Reproduce the complete listing without any deviation.

Exercise materials:
--------------------------------
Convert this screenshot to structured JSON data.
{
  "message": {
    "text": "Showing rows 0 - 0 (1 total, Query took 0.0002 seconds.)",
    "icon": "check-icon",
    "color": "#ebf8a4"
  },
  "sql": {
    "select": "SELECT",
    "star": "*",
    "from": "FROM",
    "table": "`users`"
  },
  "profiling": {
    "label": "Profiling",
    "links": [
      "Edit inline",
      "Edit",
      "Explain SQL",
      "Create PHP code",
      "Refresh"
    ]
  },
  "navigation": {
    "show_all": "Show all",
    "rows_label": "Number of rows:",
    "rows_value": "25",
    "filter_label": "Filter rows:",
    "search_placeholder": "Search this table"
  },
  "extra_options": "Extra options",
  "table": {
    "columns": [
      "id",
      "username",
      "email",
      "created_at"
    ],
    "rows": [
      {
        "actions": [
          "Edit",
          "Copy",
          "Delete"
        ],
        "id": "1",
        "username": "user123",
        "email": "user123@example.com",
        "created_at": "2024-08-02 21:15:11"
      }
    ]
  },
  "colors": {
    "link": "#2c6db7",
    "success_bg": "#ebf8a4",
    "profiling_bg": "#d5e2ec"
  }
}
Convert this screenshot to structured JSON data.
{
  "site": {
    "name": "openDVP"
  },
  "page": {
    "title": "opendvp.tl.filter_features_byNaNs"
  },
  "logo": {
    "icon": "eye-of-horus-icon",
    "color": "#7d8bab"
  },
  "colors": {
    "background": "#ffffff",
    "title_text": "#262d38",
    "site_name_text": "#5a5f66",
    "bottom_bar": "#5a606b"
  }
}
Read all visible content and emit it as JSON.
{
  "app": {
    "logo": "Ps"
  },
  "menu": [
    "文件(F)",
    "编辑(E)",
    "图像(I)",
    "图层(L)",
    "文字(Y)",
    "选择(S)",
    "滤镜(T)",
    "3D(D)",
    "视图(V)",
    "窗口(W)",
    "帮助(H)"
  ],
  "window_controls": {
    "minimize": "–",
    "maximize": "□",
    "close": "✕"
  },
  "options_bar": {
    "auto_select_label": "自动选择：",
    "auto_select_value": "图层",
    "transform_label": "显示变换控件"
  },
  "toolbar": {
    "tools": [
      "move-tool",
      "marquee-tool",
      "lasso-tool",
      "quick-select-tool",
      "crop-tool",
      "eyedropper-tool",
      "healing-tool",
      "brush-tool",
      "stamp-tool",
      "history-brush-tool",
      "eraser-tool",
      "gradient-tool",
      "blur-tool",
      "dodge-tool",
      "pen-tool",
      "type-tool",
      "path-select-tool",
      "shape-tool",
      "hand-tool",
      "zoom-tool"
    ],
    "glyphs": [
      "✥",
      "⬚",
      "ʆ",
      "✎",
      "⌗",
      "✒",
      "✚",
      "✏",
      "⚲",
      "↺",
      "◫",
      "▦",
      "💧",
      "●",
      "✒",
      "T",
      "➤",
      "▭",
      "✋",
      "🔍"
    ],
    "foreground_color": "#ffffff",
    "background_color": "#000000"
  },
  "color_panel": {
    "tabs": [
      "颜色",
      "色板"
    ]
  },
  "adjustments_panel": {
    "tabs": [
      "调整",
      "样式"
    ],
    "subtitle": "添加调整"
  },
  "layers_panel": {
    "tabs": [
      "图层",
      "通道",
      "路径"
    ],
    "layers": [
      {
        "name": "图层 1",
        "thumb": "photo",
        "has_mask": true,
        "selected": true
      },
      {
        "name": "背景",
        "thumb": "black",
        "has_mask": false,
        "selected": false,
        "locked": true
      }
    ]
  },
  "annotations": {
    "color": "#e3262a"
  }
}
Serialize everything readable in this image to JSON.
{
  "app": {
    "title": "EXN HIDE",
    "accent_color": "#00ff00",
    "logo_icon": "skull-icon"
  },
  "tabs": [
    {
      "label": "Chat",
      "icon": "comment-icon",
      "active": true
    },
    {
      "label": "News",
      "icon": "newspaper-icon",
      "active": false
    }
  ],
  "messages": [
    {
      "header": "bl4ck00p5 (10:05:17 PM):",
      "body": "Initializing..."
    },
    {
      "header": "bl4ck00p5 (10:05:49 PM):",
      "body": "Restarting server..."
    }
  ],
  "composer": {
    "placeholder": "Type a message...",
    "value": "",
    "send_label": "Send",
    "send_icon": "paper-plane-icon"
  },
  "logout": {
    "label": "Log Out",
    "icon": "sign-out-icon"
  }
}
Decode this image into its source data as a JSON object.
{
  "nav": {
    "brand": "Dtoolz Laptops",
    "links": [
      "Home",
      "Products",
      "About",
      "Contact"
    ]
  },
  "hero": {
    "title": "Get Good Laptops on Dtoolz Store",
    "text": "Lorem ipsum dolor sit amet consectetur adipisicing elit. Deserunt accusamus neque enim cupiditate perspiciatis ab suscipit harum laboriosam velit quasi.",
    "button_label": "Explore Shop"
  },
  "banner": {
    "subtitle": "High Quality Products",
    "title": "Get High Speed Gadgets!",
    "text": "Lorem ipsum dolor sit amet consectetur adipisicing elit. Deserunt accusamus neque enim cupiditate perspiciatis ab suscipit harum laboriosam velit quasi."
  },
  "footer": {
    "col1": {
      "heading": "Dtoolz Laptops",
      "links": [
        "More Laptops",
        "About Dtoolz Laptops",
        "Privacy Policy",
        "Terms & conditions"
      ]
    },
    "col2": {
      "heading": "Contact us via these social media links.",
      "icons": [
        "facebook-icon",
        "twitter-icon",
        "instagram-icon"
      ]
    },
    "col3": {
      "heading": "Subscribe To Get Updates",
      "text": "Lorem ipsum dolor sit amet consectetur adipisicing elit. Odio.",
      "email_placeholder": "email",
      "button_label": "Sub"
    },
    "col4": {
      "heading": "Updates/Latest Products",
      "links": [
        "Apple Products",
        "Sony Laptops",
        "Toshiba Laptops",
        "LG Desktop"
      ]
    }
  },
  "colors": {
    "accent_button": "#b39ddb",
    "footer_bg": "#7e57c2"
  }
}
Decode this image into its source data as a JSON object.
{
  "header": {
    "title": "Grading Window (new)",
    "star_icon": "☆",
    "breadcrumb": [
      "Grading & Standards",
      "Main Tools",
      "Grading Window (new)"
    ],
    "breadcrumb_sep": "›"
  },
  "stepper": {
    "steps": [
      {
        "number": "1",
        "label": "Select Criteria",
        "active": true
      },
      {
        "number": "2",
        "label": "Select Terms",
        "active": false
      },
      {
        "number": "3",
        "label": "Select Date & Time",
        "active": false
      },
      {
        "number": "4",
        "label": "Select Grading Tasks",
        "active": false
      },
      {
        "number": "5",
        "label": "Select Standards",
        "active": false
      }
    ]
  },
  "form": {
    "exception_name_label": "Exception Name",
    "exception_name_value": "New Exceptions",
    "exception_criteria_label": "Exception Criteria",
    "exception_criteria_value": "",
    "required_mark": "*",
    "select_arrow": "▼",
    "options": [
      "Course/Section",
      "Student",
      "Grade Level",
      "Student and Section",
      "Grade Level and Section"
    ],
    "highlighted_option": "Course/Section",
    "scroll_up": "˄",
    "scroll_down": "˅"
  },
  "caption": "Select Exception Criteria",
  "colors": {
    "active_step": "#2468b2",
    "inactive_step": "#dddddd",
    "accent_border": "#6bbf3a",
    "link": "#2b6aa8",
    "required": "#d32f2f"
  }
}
--------------------------------
Written solution:
Convert this screenshot to structured JSON data.
{
  "message": {
    "text": "Showing rows 0 - 0 (1 total, Query took 0.0002 seconds.)",
    "icon": "check-icon",
    "color": "#ebf8a4"
  },
  "sql": {
    "select": "SELECT",
    "star": "*",
    "from": "FROM",
    "table": "`users`"
  },
  "profiling": {
    "label": "Profiling",
    "links": [
      "Edit inline",
      "Edit",
      "Explain SQL",
      "Create PHP code",
      "Refresh"
    ]
  },
  "navigation": {
    "show_all": "Show all",
    "rows_label": "Number of rows:",
    "rows_value": "25",
    "filter_label": "Filter rows:",
    "search_placeholder": "Search this table"
  },
  "extra_options": "Extra options",
  "table": {
    "columns": [
      "id",
      "username",
      "email",
      "created_at"
    ],
    "rows": [
      {
        "actions": [
          "Edit",
          "Copy",
          "Delete"
        ],
        "id": "1",
        "username": "user123",
        "email": "user123@example.com",
        "created_at": "2024-08-02 21:15:11"
      }
    ]
  },
  "colors": {
    "link": "#2c6db7",
    "success_bg": "#ebf8a4",
    "profiling_bg": "#d5e2ec"
  }
}
Convert this screenshot to structured JSON data.
{
  "site": {
    "name": "openDVP"
  },
  "page": {
    "title": "opendvp.tl.filter_features_byNaNs"
  },
  "logo": {
    "icon": "eye-of-horus-icon",
    "color": "#7d8bab"
  },
  "colors": {
    "background": "#ffffff",
    "title_text": "#262d38",
    "site_name_text": "#5a5f66",
    "bottom_bar": "#5a606b"
  }
}
Read all visible content and emit it as JSON.
{
  "app": {
    "logo": "Ps"
  },
  "menu": [
    "文件(F)",
    "编辑(E)",
    "图像(I)",
    "图层(L)",
    "文字(Y)",
    "选择(S)",
    "滤镜(T)",
    "3D(D)",
    "视图(V)",
    "窗口(W)",
    "帮助(H)"
  ],
  "window_controls": {
    "minimize": "–",
    "maximize": "□",
    "close": "✕"
  },
  "options_bar": {
    "auto_select_label": "自动选择：",
    "auto_select_value": "图层",
    "transform_label": "显示变换控件"
  },
  "toolbar": {
    "tools": [
      "move-tool",
      "marquee-tool",
      "lasso-tool",
      "quick-select-tool",
      "crop-tool",
      "eyedropper-tool",
      "healing-tool",
      "brush-tool",
      "stamp-tool",
      "history-brush-tool",
      "eraser-tool",
      "gradient-tool",
      "blur-tool",
      "dodge-tool",
      "pen-tool",
      "type-tool",
      "path-select-tool",
      "shape-tool",
      "hand-tool",
      "zoom-tool"
    ],
    "glyphs": [
      "✥",
      "⬚",
      "ʆ",
      "✎",
      "⌗",
      "✒",
      "✚",
      "✏",
      "⚲",
      "↺",
      "◫",
      "▦",
      "💧",
      "●",
      "✒",
      "T",
      "➤",
      "▭",
      "✋",
      "🔍"
    ],
    "foreground_color": "#ffffff",
    "background_color": "#000000"
  },
  "color_panel": {
    "tabs": [
      "颜色",
      "色板"
    ]
  },
  "adjustments_panel": {
    "tabs": [
      "调整",
      "样式"
    ],
    "subtitle": "添加调整"
  },
  "layers_panel": {
    "tabs": [
      "图层",
      "通道",
      "路径"
    ],
    "layers": [
      {
        "name": "图层 1",
        "thumb": "photo",
        "has_mask": true,
        "selected": true
      },
      {
        "name": "背景",
        "thumb": "black",
        "has_mask": false,
        "selected": false,
        "locked": true
      }
    ]
  },
  "annotations": {
    "color": "#e3262a"
  }
}
Serialize everything readable in this image to JSON.
{
  "app": {
    "title": "EXN HIDE",
    "accent_color": "#00ff00",
    "logo_icon": "skull-icon"
  },
  "tabs": [
    {
      "label": "Chat",
      "icon": "comment-icon",
      "active": true
    },
    {
      "label": "News",
      "icon": "newspaper-icon",
      "active": false
    }
  ],
  "messages": [
    {
      "header": "bl4ck00p5 (10:05:17 PM):",
      "body": "Initializing..."
    },
    {
      "header": "bl4ck00p5 (10:05:49 PM):",
      "body": "Restarting server..."
    }
  ],
  "composer": {
    "placeholder": "Type a message...",
    "value": "",
    "send_label": "Send",
    "send_icon": "paper-plane-icon"
  },
  "logout": {
    "label": "Log Out",
    "icon": "sign-out-icon"
  }
}
Decode this image into its source data as a JSON object.
{
  "nav": {
    "brand": "Dtoolz Laptops",
    "links": [
      "Home",
      "Products",
      "About",
      "Contact"
    ]
  },
  "hero": {
    "title": "Get Good Laptops on Dtoolz Store",
    "text": "Lorem ipsum dolor sit amet consectetur adipisicing elit. Deserunt accusamus neque enim cupiditate perspiciatis ab suscipit harum laboriosam velit quasi.",
    "button_label": "Explore Shop"
  },
  "banner": {
    "subtitle": "High Quality Products",
    "title": "Get High Speed Gadgets!",
    "text": "Lorem ipsum dolor sit amet consectetur adipisicing elit. Deserunt accusamus neque enim cupiditate perspiciatis ab suscipit harum laboriosam velit quasi."
  },
  "footer": {
    "col1": {
      "heading": "Dtoolz Laptops",
      "links": [
        "More Laptops",
        "About Dtoolz Laptops",
        "Privacy Policy",
        "Terms & conditions"
      ]
    },
    "col2": {
      "heading": "Contact us via these social media links.",
      "icons": [
        "facebook-icon",
        "twitter-icon",
        "instagram-icon"
      ]
    },
    "col3": {
      "heading": "Subscribe To Get Updates",
      "text": "Lorem ipsum dolor sit amet consectetur adipisicing elit. Odio.",
      "email_placeholder": "email",
      "button_label": "Sub"
    },
    "col4": {
      "heading": "Updates/Latest Products",
      "links": [
        "Apple Products",
        "Sony Laptops",
        "Toshiba Laptops",
        "LG Desktop"
      ]
    }
  },
  "colors": {
    "accent_button": "#b39ddb",
    "footer_bg": "#7e57c2"
  }
}
Decode this image into its source data as a JSON object.
{
  "header": {
    "title": "Grading Window (new)",
    "star_icon": "☆",
    "breadcrumb": [
      "Grading & Standards",
      "Main Tools",
      "Grading Window (new)"
    ],
    "breadcrumb_sep": "›"
  },
  "stepper": {
    "steps": [
      {
        "number": "1",
        "label": "Select Criteria",
        "active": true
      },
      {
        "number": "2",
        "label": "Select Terms",
        "active": false
      },
      {
        "number": "3",
        "label": "Select Date & Time",
        "active": false
      },
      {
        "number": "4",
        "label": "Select Grading Tasks",
        "active": false
      },
      {
        "number": "5",
        "label": "Select Standards",
        "active": false
      }
    ]
  },
  "form": {
    "exception_name_label": "Exception Name",
    "exception_name_value": "New Exceptions",
    "exception_criteria_label": "Exception Criteria",
    "exception_criteria_value": "",
    "required_mark": "*",
    "select_arrow": "▼",
    "options": [
      "Course/Section",
      "Student",
      "Grade Level",
      "Student and Section",
      "Grade Level and Section"
    ],
    "highlighted_option": "Course/Section",
    "scroll_up": "˄",
    "scroll_down": "˅"
  },
  "caption": "Select Exception Criteria",
  "colors": {
    "active_step": "#2468b2",
    "inactive_step": "#dddddd",
    "accent_border": "#6bbf3a",
    "link": "#2b6aa8",
    "required": "#d32f2f"
  }
}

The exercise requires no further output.